[Raw records]
# # # # # # #

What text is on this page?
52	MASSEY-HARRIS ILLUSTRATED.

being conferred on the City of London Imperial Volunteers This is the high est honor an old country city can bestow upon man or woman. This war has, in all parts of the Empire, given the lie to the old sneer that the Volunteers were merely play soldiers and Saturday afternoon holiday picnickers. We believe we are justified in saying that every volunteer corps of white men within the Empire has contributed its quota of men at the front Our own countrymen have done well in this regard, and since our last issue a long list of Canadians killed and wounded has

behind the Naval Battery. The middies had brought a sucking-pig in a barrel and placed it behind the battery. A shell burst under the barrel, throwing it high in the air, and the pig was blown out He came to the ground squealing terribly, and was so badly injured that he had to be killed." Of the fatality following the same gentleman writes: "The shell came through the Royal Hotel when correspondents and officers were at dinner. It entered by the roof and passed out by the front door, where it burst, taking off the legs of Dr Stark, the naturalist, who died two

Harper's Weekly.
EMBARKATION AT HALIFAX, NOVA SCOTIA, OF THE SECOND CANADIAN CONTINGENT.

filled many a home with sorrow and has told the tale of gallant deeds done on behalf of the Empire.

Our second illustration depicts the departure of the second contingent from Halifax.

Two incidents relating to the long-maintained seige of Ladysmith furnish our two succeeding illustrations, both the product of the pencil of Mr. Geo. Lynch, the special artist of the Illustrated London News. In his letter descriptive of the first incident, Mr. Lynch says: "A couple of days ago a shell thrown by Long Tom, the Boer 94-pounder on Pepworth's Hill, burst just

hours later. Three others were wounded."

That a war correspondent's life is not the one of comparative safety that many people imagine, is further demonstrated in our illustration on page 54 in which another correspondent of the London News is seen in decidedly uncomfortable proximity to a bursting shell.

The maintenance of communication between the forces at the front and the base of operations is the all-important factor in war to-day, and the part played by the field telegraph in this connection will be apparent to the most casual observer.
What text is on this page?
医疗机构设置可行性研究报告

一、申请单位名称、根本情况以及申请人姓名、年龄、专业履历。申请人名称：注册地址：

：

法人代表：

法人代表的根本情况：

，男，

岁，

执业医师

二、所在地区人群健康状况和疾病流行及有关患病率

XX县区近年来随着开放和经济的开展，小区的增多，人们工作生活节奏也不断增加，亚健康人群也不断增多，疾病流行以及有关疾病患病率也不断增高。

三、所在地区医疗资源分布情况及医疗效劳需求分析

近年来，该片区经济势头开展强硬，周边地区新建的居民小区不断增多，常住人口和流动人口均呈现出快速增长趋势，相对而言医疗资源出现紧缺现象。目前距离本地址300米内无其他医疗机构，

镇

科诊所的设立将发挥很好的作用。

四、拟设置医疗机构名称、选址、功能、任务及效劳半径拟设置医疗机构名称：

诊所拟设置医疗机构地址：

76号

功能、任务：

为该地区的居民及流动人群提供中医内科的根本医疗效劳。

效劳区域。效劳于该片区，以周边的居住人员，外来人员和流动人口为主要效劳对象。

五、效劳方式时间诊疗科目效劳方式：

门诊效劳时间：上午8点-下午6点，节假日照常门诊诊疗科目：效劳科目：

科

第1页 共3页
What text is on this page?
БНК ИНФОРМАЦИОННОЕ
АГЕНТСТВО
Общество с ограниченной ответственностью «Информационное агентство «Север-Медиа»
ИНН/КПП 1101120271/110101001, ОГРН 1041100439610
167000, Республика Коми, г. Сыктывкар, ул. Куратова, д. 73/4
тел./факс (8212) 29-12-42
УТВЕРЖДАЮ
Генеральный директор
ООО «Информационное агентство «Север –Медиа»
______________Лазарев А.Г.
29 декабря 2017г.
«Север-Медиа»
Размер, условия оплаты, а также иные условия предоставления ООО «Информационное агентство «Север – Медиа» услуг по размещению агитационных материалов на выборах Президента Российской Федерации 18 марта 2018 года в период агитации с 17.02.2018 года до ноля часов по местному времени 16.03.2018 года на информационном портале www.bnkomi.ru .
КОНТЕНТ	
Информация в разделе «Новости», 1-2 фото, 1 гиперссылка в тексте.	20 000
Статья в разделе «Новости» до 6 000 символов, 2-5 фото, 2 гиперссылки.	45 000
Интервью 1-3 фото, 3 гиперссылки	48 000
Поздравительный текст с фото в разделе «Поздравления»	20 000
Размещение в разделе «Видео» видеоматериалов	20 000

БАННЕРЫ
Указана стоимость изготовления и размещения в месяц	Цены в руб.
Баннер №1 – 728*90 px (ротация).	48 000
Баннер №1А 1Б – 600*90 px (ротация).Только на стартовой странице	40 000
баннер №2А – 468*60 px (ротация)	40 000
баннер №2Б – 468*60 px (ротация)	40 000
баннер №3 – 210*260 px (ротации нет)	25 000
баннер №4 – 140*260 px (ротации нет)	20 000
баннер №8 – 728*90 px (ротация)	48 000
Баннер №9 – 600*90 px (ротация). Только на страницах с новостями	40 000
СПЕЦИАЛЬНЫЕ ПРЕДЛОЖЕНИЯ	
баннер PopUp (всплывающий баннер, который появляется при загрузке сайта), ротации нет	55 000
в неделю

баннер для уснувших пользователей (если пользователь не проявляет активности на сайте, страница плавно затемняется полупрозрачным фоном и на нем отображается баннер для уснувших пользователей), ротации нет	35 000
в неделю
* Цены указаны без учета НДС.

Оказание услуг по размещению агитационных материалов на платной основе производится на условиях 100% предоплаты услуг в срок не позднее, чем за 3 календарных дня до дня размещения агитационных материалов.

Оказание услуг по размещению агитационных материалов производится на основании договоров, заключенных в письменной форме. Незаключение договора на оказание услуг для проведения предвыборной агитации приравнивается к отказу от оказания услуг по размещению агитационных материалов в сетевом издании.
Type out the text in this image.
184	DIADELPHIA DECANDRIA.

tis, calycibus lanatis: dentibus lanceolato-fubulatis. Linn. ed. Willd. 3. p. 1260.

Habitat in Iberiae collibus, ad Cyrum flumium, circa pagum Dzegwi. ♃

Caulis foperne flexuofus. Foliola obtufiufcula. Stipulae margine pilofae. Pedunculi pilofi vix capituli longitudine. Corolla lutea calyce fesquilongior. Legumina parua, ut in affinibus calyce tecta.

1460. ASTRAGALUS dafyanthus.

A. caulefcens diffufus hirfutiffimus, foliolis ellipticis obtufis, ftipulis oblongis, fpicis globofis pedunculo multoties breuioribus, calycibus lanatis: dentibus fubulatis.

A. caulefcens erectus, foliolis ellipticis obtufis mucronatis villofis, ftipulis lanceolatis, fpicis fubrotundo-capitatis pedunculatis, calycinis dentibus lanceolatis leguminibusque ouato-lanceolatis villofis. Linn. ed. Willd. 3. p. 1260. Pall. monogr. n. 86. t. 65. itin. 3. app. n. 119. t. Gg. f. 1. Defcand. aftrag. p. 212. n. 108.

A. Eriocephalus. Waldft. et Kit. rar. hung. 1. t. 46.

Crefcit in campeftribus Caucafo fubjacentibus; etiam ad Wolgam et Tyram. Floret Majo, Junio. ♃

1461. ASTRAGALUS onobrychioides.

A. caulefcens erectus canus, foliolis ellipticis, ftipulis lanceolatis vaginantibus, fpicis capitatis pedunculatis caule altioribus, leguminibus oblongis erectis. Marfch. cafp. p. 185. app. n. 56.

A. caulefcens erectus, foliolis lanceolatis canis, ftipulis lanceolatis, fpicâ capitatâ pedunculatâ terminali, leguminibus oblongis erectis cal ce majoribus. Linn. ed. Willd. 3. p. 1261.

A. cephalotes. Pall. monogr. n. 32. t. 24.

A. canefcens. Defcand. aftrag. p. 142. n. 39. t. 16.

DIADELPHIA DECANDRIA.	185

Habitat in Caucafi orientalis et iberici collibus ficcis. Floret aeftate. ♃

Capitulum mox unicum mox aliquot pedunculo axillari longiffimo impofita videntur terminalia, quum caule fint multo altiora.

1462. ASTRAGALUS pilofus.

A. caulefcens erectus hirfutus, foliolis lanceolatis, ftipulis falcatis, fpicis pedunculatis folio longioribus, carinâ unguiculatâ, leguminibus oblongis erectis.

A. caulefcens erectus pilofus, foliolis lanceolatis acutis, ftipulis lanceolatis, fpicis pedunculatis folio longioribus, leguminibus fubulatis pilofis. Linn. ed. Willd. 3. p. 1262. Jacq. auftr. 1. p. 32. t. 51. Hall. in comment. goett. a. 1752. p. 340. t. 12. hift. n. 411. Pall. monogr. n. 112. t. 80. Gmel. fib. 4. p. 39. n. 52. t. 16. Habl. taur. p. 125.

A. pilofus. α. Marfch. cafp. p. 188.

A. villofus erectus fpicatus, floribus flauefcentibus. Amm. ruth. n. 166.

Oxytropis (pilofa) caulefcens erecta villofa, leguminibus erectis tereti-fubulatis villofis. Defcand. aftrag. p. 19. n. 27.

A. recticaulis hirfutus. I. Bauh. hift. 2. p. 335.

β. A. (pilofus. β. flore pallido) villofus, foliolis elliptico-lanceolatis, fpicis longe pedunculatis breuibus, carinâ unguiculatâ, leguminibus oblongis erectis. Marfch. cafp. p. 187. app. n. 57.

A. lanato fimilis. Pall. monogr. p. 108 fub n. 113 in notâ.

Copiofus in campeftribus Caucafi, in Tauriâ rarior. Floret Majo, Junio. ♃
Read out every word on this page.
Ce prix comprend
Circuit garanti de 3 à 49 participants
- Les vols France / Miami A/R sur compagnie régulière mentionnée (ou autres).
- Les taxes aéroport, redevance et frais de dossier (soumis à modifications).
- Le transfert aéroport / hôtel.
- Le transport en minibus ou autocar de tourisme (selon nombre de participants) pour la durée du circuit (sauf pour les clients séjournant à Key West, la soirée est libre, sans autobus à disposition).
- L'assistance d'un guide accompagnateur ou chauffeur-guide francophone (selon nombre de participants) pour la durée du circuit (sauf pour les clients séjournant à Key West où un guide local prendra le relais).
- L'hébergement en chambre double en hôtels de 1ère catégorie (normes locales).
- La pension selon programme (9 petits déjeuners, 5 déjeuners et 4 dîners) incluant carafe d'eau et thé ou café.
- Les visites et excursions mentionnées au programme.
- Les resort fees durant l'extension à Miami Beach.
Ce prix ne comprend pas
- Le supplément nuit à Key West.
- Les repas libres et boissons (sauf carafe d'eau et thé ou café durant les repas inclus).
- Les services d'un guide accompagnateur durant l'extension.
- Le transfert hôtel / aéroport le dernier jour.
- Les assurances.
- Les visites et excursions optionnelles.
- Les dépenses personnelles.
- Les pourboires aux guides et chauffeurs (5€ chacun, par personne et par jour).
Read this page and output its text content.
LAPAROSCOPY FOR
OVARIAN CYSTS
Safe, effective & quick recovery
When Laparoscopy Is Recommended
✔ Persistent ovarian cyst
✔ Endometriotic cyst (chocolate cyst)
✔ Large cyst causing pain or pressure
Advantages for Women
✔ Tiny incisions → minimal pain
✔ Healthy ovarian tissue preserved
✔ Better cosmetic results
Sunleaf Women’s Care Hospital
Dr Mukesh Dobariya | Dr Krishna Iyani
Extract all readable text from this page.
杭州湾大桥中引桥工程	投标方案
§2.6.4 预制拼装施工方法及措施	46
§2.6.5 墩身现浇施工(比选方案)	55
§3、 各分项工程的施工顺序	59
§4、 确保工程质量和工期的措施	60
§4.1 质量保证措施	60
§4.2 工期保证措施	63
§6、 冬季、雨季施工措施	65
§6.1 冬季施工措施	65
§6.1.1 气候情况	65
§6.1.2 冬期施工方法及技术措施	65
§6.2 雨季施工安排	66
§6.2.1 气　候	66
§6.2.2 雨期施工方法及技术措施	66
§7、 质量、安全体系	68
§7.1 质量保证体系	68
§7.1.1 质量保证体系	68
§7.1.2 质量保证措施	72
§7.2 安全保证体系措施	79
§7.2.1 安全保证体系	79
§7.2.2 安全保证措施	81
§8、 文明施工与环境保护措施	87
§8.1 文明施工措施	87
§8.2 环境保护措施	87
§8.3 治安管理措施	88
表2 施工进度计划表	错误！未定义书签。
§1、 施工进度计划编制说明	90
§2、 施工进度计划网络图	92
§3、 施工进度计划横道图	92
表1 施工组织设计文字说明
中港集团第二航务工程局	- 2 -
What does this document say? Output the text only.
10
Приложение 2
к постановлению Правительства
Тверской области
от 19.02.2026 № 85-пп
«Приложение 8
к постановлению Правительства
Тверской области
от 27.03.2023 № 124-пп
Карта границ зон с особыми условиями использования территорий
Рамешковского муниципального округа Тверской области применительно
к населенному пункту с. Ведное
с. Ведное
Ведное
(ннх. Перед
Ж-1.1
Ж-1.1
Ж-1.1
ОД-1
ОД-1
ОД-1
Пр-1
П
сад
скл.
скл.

# # # # # # #

Tally how many lines in the material above hold the word "DECANDRIA". Write only that number.

### RESPONSE
2